Instruções do exercício —
No texto sobre o sentimento evangélico de Brasil, qual grupo é apontado como o mais importante produtor da indústria gospel no país?

Texto de leitura —
________________________________________
Os que creem nesse Brasil Avivado, diferentes dos caetanistas ressentidos com os rumos do mundo, que lamentam a morte do Brasil das suas idealizações, vivem como se o novo estivesse batendo à porta, como se cada segundo fosse uma pequena porta por onde o Messias poderia entrar. Uma experiência do tempo, desse modo, marcada pela expectativa de que tudo há de ser redimido em Cristo. Aquela mesma esperança, gestada no ato de se despojar de si em entrega ao que se entende como Deus soberano, também aponta para uma redenção que passa a ser vivida na cena nacional.

É certo que, entre uma música de Kleber Lucas e outra, os evangélicos também ouviam o grupo Diante do Trono, o mais importante produtor da indústria gospel no Brasil, cantando sobre a redenção do país. Em suas músicas, a redenção nacional, por meio de seu avivamento, ganhava versos e refrões. Kleber Lucas, em suas letras, apresenta uma parte do sentimento evangélico, a cena interior que molda o despojamento do sujeito diante do poder de seu Deus. Outros grupos musicais, como o já citado, davam voz à expectativa que surgia dessa entrega. Ao todo, a própria vida ganhava sentido.

Trabalhar, estudar, acordar cedo e pegar um transporte público caótico, fazer o que é preciso para continuar vivo, encontrava sentido nessa imagem do Brasil como lugar de Deus, onde a plenitude dos tempos finalmente chegou. Mas, enquanto Jesus não volta, há que se trabalhar para avivar a nação, tornando visível a presença dele na história.

Talvez tenha sido algo similar a isso que Caetano Veloso viu na biografia do nosso cantor gospel. Os caetanistas viram barbárie onde seu ídolo encontrou experiência de esperança. Importa mais, para nós, entender o que passa no íntimo dessas pessoas que encontraram, nas músicas-orações do cantor gospel, sua própria vida. Está aí algo que organiza certo sentimento evangélico de Brasil.

*André Castro é mestre em ciências da religião pela Universidade Metodista de São Paulo (UMESP). Autor, entre outros livros, de Breve história da Teologia da Libertação protestante (Editora Machado).

Notas


[i] Lançada em 1999, no terceiro álbum do cantor, a música dá título ao próprio álbum.

[ii] Spyer, Juliano. Caetano explica a evangélicos por que se reaproximou da religião. Folha de S.Paulo, São Paulo, 22 set. 2024. Ilustríssima. Disponível em:https://www1.folha.uol.com.br/ilustrissima/2024/09/caetano-explica-a-evangelicos-por-que-se-reaproximou-da-religiao.shtml

[iii] MAZZA, Luigi. A síndrome caetanista. Piauí edição 212, Maio 2024.

[iv] FELTRAN, Gabriel. Formas elementares da vida política: sobre o movimento totalitário no Brasil (2013-). Novos Estudos Cebrap, São Paulo, 2022. Disponível em: https://novosestudos.com.br/formas-elementares-da-vida-politica-sobre-o-movimento-totalitario-no-brasil-2013/#gsc.tab=0.
________________________________________
Entradas de dados —
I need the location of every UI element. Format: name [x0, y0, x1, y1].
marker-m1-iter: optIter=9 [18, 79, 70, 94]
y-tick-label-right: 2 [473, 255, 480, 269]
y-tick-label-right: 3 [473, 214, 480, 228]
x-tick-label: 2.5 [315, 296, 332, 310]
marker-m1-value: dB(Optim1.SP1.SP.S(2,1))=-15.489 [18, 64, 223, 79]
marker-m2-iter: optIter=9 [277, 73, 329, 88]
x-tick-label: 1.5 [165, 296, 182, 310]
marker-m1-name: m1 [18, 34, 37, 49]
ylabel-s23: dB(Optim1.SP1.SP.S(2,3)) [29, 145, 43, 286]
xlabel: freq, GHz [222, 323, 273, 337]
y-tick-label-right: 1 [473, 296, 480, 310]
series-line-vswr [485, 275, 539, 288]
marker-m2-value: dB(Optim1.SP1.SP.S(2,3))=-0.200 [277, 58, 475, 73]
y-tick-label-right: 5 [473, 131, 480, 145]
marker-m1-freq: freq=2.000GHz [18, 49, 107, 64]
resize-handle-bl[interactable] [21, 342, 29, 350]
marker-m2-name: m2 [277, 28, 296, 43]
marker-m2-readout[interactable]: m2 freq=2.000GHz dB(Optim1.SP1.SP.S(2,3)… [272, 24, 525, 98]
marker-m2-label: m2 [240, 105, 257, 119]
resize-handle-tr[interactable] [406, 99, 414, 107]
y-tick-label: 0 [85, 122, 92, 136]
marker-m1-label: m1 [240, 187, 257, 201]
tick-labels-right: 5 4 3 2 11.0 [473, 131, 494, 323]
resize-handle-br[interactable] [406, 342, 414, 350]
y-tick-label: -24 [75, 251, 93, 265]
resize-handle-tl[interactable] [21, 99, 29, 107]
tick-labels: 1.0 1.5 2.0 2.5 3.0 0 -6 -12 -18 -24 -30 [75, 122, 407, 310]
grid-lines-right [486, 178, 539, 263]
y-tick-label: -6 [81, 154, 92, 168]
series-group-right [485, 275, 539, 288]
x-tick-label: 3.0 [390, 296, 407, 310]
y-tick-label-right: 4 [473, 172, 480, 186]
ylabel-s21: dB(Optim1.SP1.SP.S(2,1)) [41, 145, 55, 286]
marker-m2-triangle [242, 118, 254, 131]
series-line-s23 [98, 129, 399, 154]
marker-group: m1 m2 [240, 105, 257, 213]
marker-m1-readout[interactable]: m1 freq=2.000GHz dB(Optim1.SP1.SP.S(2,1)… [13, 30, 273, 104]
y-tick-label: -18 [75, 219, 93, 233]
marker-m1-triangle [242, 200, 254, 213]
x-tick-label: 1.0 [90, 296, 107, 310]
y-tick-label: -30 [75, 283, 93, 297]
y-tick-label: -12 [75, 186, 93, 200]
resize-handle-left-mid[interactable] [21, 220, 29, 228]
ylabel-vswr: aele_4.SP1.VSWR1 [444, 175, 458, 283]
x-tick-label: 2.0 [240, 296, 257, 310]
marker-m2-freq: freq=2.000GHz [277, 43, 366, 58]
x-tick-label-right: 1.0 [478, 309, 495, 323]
________________________________________
Resultado —
O grupo Diante do Trono.